**Dataset content**.
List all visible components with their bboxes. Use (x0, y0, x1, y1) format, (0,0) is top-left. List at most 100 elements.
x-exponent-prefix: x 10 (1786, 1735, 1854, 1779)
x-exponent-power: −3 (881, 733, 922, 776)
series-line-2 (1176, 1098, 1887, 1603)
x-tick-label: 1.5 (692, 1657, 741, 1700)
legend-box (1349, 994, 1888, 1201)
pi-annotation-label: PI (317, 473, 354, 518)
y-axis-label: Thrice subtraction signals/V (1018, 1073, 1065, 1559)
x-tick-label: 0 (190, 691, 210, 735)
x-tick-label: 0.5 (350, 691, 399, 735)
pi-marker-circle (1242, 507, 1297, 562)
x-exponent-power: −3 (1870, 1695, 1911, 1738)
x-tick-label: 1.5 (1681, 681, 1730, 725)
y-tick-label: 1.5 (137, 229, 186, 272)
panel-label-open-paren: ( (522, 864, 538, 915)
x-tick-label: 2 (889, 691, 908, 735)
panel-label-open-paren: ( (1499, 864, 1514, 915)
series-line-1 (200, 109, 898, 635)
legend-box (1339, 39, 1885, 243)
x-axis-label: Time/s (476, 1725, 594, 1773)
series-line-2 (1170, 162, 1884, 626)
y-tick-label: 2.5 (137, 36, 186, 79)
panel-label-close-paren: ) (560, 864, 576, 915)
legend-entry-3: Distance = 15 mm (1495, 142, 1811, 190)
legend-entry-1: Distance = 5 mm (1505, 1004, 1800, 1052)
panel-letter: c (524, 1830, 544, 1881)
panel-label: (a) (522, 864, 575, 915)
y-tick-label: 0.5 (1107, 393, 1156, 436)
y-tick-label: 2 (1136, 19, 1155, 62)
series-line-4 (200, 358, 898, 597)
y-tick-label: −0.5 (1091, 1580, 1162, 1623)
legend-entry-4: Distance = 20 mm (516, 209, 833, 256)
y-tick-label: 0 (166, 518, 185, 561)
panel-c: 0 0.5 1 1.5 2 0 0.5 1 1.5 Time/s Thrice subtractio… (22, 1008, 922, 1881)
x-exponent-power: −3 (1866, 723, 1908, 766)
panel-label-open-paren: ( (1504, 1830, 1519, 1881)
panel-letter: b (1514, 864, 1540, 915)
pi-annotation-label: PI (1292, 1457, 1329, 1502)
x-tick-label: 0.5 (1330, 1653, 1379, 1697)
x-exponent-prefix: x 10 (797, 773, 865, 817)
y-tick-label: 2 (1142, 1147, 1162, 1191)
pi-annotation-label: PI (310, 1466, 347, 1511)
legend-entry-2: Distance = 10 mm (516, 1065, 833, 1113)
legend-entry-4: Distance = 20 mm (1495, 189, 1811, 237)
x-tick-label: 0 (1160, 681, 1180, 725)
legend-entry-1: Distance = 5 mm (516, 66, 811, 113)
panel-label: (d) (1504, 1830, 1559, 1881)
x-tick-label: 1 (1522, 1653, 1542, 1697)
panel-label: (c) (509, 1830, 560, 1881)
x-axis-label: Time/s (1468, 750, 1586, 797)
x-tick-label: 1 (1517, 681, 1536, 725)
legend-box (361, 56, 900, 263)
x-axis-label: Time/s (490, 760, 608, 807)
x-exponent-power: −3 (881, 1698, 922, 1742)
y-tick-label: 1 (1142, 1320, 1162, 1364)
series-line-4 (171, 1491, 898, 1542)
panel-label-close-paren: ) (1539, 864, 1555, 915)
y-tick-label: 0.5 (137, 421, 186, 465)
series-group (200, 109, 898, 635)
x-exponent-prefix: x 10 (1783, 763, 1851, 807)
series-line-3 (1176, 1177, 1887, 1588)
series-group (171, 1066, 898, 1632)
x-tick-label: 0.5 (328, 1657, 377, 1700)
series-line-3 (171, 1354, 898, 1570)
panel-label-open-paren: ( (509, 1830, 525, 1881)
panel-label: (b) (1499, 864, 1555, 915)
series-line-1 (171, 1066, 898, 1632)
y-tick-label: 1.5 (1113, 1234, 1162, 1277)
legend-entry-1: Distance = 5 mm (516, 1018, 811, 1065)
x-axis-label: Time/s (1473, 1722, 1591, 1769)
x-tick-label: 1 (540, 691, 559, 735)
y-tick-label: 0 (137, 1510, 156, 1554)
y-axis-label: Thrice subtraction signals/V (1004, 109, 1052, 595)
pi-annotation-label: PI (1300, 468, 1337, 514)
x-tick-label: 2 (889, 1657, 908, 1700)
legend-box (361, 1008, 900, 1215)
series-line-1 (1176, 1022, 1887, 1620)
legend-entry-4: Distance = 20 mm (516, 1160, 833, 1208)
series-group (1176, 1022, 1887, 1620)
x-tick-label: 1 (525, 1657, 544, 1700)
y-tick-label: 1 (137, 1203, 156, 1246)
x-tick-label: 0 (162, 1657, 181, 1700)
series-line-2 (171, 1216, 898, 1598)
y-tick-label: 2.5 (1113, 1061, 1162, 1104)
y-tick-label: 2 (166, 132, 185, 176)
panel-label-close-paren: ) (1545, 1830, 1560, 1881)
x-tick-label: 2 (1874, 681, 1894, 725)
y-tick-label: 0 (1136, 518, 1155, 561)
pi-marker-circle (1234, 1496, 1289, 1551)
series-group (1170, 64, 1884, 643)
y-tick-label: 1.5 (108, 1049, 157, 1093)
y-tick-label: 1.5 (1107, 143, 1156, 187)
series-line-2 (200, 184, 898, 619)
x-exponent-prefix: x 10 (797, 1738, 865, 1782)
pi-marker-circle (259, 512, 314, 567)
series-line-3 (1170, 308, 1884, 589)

**Set problem**.
Reproduce all of the records above verbatim, line for line.

**Output of the task**.
List all visible components with their bboxes. Use (x0, y0, x1, y1) format, (0,0) is top-left. List at most 100 elements.
x-exponent-prefix: x 10 (1786, 1735, 1854, 1779)
x-exponent-power: −3 (881, 733, 922, 776)
series-line-2 (1176, 1098, 1887, 1603)
x-tick-label: 1.5 (692, 1657, 741, 1700)
legend-box (1349, 994, 1888, 1201)
pi-annotation-label: PI (317, 473, 354, 518)
y-axis-label: Thrice subtraction signals/V (1018, 1073, 1065, 1559)
x-tick-label: 0 (190, 691, 210, 735)
x-tick-label: 0.5 (350, 691, 399, 735)
pi-marker-circle (1242, 507, 1297, 562)
x-exponent-power: −3 (1870, 1695, 1911, 1738)
x-tick-label: 1.5 (1681, 681, 1730, 725)
y-tick-label: 1.5 (137, 229, 186, 272)
panel-label-open-paren: ( (522, 864, 538, 915)
x-tick-label: 2 (889, 691, 908, 735)
panel-label-open-paren: ( (1499, 864, 1514, 915)
series-line-1 (200, 109, 898, 635)
legend-box (1339, 39, 1885, 243)
x-axis-label: Time/s (476, 1725, 594, 1773)
series-line-2 (1170, 162, 1884, 626)
y-tick-label: 2.5 (137, 36, 186, 79)
panel-label-close-paren: ) (560, 864, 576, 915)
legend-entry-3: Distance = 15 mm (1495, 142, 1811, 190)
legend-entry-1: Distance = 5 mm (1505, 1004, 1800, 1052)
panel-letter: c (524, 1830, 544, 1881)
panel-label: (a) (522, 864, 575, 915)
y-tick-label: 0.5 (1107, 393, 1156, 436)
y-tick-label: 2 (1136, 19, 1155, 62)
series-line-4 (200, 358, 898, 597)
y-tick-label: −0.5 (1091, 1580, 1162, 1623)
legend-entry-4: Distance = 20 mm (516, 209, 833, 256)
y-tick-label: 0 (166, 518, 185, 561)
panel-c: 0 0.5 1 1.5 2 0 0.5 1 1.5 Time/s Thrice subtractio… (22, 1008, 922, 1881)
x-exponent-power: −3 (1866, 723, 1908, 766)
panel-label-open-paren: ( (1504, 1830, 1519, 1881)
panel-letter: b (1514, 864, 1540, 915)
pi-annotation-label: PI (1292, 1457, 1329, 1502)
x-tick-label: 0.5 (1330, 1653, 1379, 1697)
x-exponent-prefix: x 10 (797, 773, 865, 817)
y-tick-label: 2 (1142, 1147, 1162, 1191)
pi-annotation-label: PI (310, 1466, 347, 1511)
legend-entry-2: Distance = 10 mm (516, 1065, 833, 1113)
legend-entry-4: Distance = 20 mm (1495, 189, 1811, 237)
x-tick-label: 0 (1160, 681, 1180, 725)
legend-entry-1: Distance = 5 mm (516, 66, 811, 113)
panel-label: (d) (1504, 1830, 1559, 1881)
x-tick-label: 1 (1522, 1653, 1542, 1697)
panel-label: (c) (509, 1830, 560, 1881)
x-axis-label: Time/s (1468, 750, 1586, 797)
x-tick-label: 1 (1517, 681, 1536, 725)
legend-box (361, 56, 900, 263)
x-axis-label: Time/s (490, 760, 608, 807)
x-exponent-power: −3 (881, 1698, 922, 1742)
y-tick-label: 1 (1142, 1320, 1162, 1364)
series-line-4 (171, 1491, 898, 1542)
panel-label-close-paren: ) (1539, 864, 1555, 915)
y-tick-label: 0.5 (137, 421, 186, 465)
series-group (200, 109, 898, 635)
x-exponent-prefix: x 10 (1783, 763, 1851, 807)
series-line-3 (1176, 1177, 1887, 1588)
series-group (171, 1066, 898, 1632)
x-tick-label: 0.5 (328, 1657, 377, 1700)
series-line-3 (171, 1354, 898, 1570)
panel-label-open-paren: ( (509, 1830, 525, 1881)
panel-label: (b) (1499, 864, 1555, 915)
series-line-1 (171, 1066, 898, 1632)
y-tick-label: 1.5 (1113, 1234, 1162, 1277)
legend-entry-1: Distance = 5 mm (516, 1018, 811, 1065)
x-axis-label: Time/s (1473, 1722, 1591, 1769)
x-tick-label: 1 (540, 691, 559, 735)
y-tick-label: 0 (137, 1510, 156, 1554)
y-axis-label: Thrice subtraction signals/V (1004, 109, 1052, 595)
pi-annotation-label: PI (1300, 468, 1337, 514)
x-tick-label: 2 (889, 1657, 908, 1700)
legend-box (361, 1008, 900, 1215)
series-line-1 (1176, 1022, 1887, 1620)
legend-entry-4: Distance = 20 mm (516, 1160, 833, 1208)
series-group (1176, 1022, 1887, 1620)
x-tick-label: 1 (525, 1657, 544, 1700)
y-tick-label: 1 (137, 1203, 156, 1246)
x-tick-label: 0 (162, 1657, 181, 1700)
series-line-2 (171, 1216, 898, 1598)
y-tick-label: 2.5 (1113, 1061, 1162, 1104)
y-tick-label: 2 (166, 132, 185, 176)
panel-label-close-paren: ) (1545, 1830, 1560, 1881)
x-tick-label: 2 (1874, 681, 1894, 725)
y-tick-label: 0 (1136, 518, 1155, 561)
pi-marker-circle (1234, 1496, 1289, 1551)
series-group (1170, 64, 1884, 643)
y-tick-label: 1.5 (108, 1049, 157, 1093)
y-tick-label: 1.5 (1107, 143, 1156, 187)
series-line-2 (200, 184, 898, 619)
x-exponent-prefix: x 10 (797, 1738, 865, 1782)
pi-marker-circle (259, 512, 314, 567)
series-line-3 (1170, 308, 1884, 589)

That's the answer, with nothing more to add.